- Instructions to follow: Write out the records beneath this line exactly as they appear, minus any images.

- Data to use:

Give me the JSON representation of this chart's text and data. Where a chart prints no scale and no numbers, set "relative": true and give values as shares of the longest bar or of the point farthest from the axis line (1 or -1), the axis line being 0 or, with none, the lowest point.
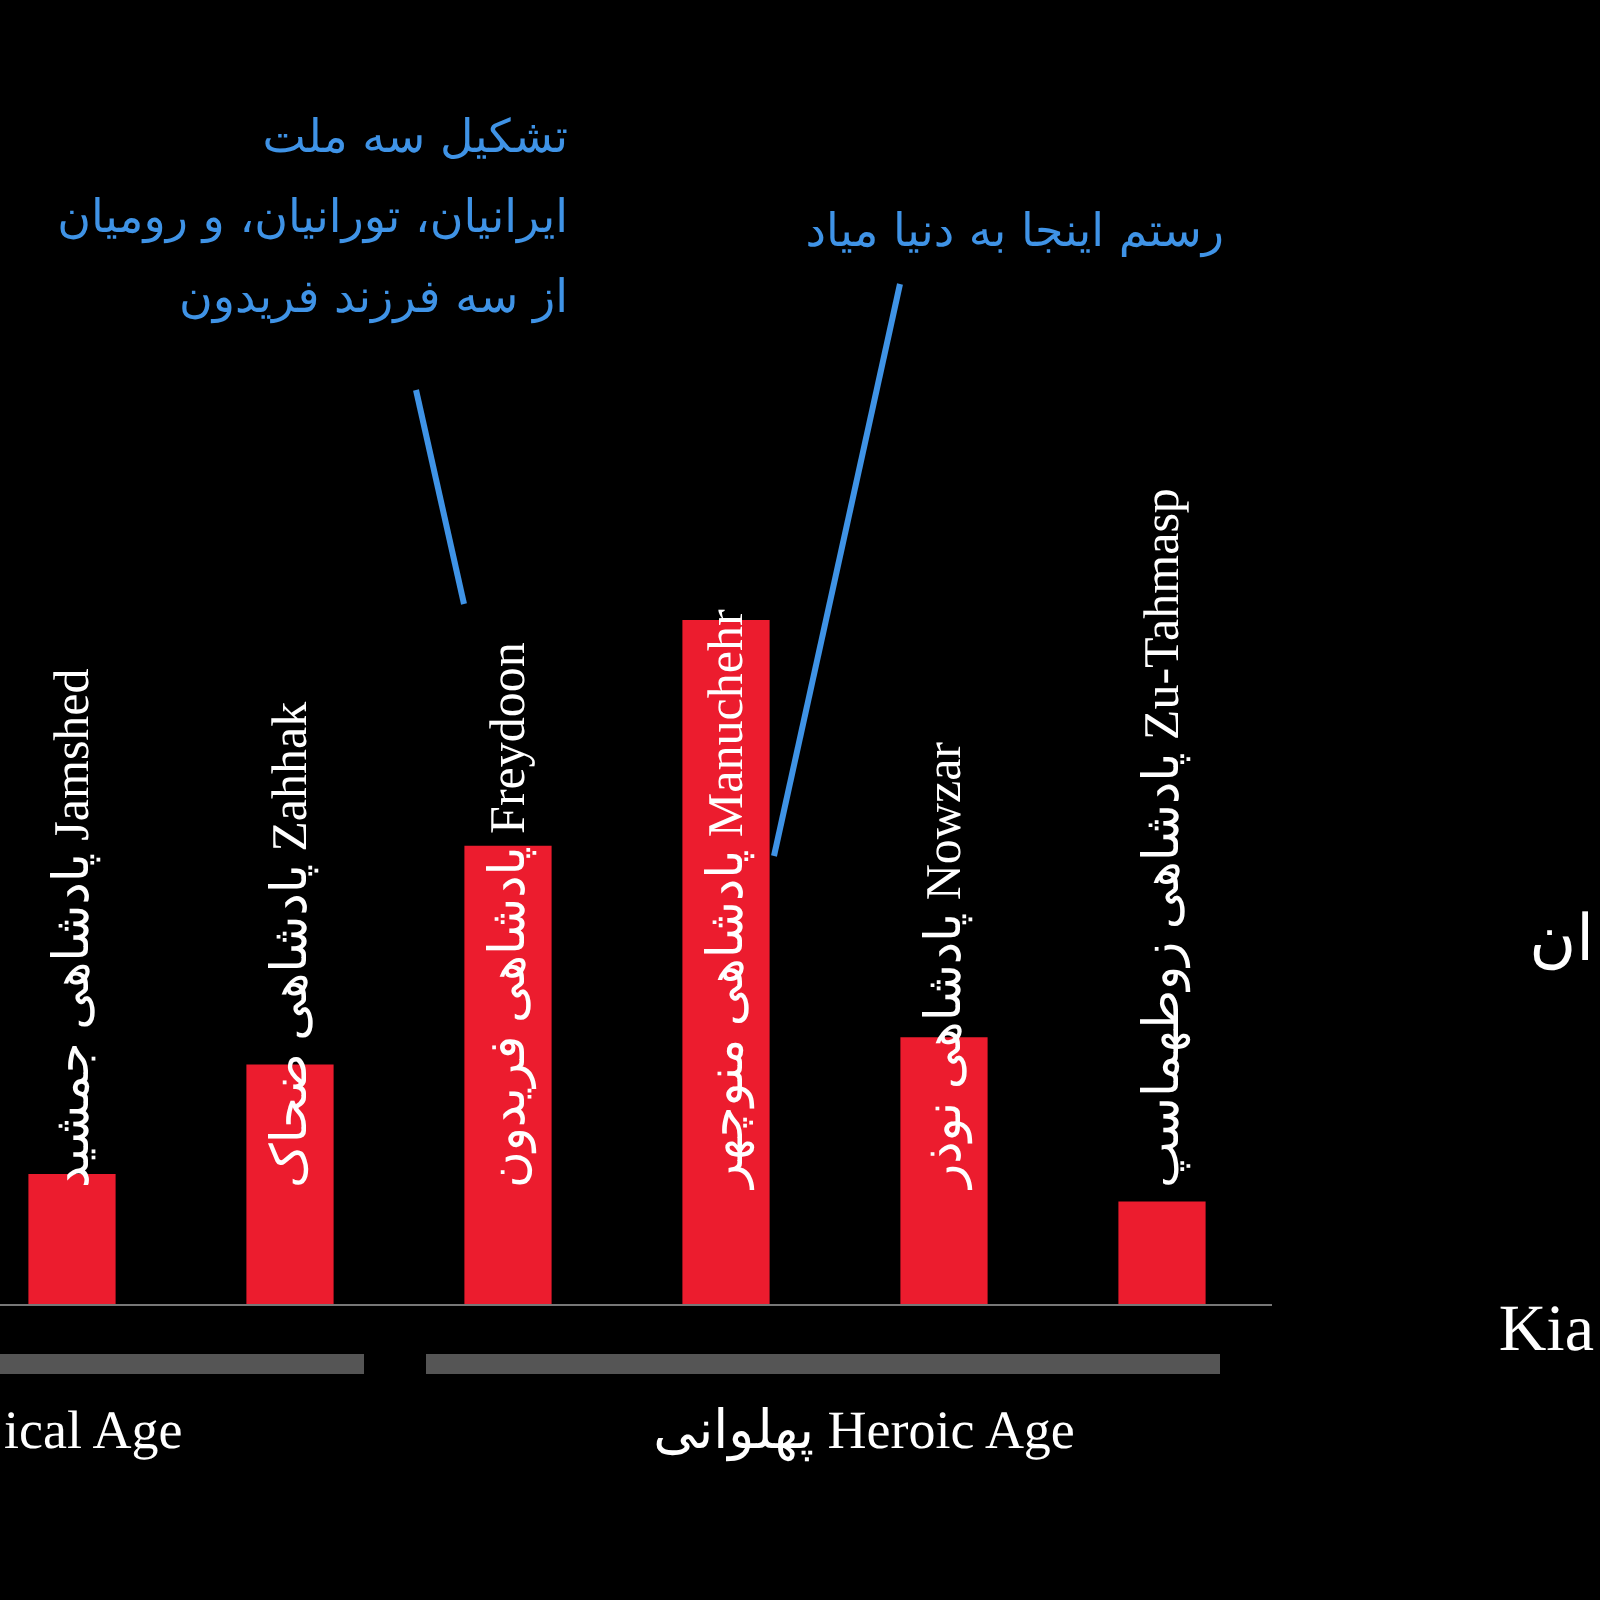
{
  "chart_data": {
    "type": "bar",
    "relative": true,
    "categories": [
      "پادشاهی جمشید Jamshed",
      "پادشاهی ضحاک Zahhak",
      "پادشاهی فریدون Freydoon",
      "پادشاهی منوچهر Manuchehr",
      "پادشاهی نوذر Nowzar",
      "پادشاهی زوطهماسپ Zu-Tahmasp"
    ],
    "values": [
      0.19,
      0.35,
      0.67,
      1,
      0.39,
      0.15
    ],
    "color": "#ec1c2e",
    "annotations": [
      "تشکیل سه ملت\nایرانیان، تورانیان، و رومیان\nاز سه فرزند فریدون",
      "رستم اینجا به دنیا میاد",
      "ical Age",
      "پهلوانی Heroic Age",
      "Kia",
      "ان"
    ]
  }
}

- Complete answer:
Give me the JSON representation of this chart's text and data. Where a chart prints no scale and no numbers, set "relative": true and give values as shares of the longest bar or of the point farthest from the axis line (1 or -1), the axis line being 0 or, with none, the lowest point.
{
  "chart_data": {
    "type": "bar",
    "relative": true,
    "categories": [
      "پادشاهی جمشید Jamshed",
      "پادشاهی ضحاک Zahhak",
      "پادشاهی فریدون Freydoon",
      "پادشاهی منوچهر Manuchehr",
      "پادشاهی نوذر Nowzar",
      "پادشاهی زوطهماسپ Zu-Tahmasp"
    ],
    "values": [
      0.19,
      0.35,
      0.67,
      1,
      0.39,
      0.15
    ],
    "color": "#ec1c2e",
    "annotations": [
      "تشکیل سه ملت\nایرانیان، تورانیان، و رومیان\nاز سه فرزند فریدون",
      "رستم اینجا به دنیا میاد",
      "ical Age",
      "پهلوانی Heroic Age",
      "Kia",
      "ان"
    ]
  }
}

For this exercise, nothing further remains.